> [PROVIDED ENTRIES]:
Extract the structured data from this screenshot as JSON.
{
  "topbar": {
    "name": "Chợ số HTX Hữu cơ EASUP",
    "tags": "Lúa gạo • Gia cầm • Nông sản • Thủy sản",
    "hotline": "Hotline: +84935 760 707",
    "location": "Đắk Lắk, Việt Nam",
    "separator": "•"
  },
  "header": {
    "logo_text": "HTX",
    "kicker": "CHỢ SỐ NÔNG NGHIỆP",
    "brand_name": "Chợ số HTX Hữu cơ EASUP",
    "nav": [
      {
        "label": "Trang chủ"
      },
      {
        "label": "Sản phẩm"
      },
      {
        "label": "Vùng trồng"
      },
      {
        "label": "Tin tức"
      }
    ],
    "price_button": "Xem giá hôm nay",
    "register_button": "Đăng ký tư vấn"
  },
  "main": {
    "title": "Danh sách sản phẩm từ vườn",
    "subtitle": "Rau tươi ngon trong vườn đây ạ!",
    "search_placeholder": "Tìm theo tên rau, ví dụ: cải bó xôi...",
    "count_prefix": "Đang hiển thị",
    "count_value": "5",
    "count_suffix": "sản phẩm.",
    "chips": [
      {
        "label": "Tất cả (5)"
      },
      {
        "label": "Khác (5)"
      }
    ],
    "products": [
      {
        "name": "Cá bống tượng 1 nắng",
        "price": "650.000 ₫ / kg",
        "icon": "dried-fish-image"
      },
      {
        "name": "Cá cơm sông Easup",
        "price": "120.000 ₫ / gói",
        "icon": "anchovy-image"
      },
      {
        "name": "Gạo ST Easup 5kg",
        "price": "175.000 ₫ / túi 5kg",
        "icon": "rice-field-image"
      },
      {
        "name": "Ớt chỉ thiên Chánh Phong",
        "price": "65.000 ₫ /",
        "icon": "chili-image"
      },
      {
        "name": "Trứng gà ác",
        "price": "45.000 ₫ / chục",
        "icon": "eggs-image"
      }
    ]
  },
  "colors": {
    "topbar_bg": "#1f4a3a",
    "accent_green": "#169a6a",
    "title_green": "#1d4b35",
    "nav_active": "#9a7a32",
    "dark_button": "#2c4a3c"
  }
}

> [TASK TO COMPLETE]: Retype the listing. Match it exactly.

> [TASK SOLUTION]:
Extract the structured data from this screenshot as JSON.
{
  "topbar": {
    "name": "Chợ số HTX Hữu cơ EASUP",
    "tags": "Lúa gạo • Gia cầm • Nông sản • Thủy sản",
    "hotline": "Hotline: +84935 760 707",
    "location": "Đắk Lắk, Việt Nam",
    "separator": "•"
  },
  "header": {
    "logo_text": "HTX",
    "kicker": "CHỢ SỐ NÔNG NGHIỆP",
    "brand_name": "Chợ số HTX Hữu cơ EASUP",
    "nav": [
      {
        "label": "Trang chủ"
      },
      {
        "label": "Sản phẩm"
      },
      {
        "label": "Vùng trồng"
      },
      {
        "label": "Tin tức"
      }
    ],
    "price_button": "Xem giá hôm nay",
    "register_button": "Đăng ký tư vấn"
  },
  "main": {
    "title": "Danh sách sản phẩm từ vườn",
    "subtitle": "Rau tươi ngon trong vườn đây ạ!",
    "search_placeholder": "Tìm theo tên rau, ví dụ: cải bó xôi...",
    "count_prefix": "Đang hiển thị",
    "count_value": "5",
    "count_suffix": "sản phẩm.",
    "chips": [
      {
        "label": "Tất cả (5)"
      },
      {
        "label": "Khác (5)"
      }
    ],
    "products": [
      {
        "name": "Cá bống tượng 1 nắng",
        "price": "650.000 ₫ / kg",
        "icon": "dried-fish-image"
      },
      {
        "name": "Cá cơm sông Easup",
        "price": "120.000 ₫ / gói",
        "icon": "anchovy-image"
      },
      {
        "name": "Gạo ST Easup 5kg",
        "price": "175.000 ₫ / túi 5kg",
        "icon": "rice-field-image"
      },
      {
        "name": "Ớt chỉ thiên Chánh Phong",
        "price": "65.000 ₫ /",
        "icon": "chili-image"
      },
      {
        "name": "Trứng gà ác",
        "price": "45.000 ₫ / chục",
        "icon": "eggs-image"
      }
    ]
  },
  "colors": {
    "topbar_bg": "#1f4a3a",
    "accent_green": "#169a6a",
    "title_green": "#1d4b35",
    "nav_active": "#9a7a32",
    "dark_button": "#2c4a3c"
  }
}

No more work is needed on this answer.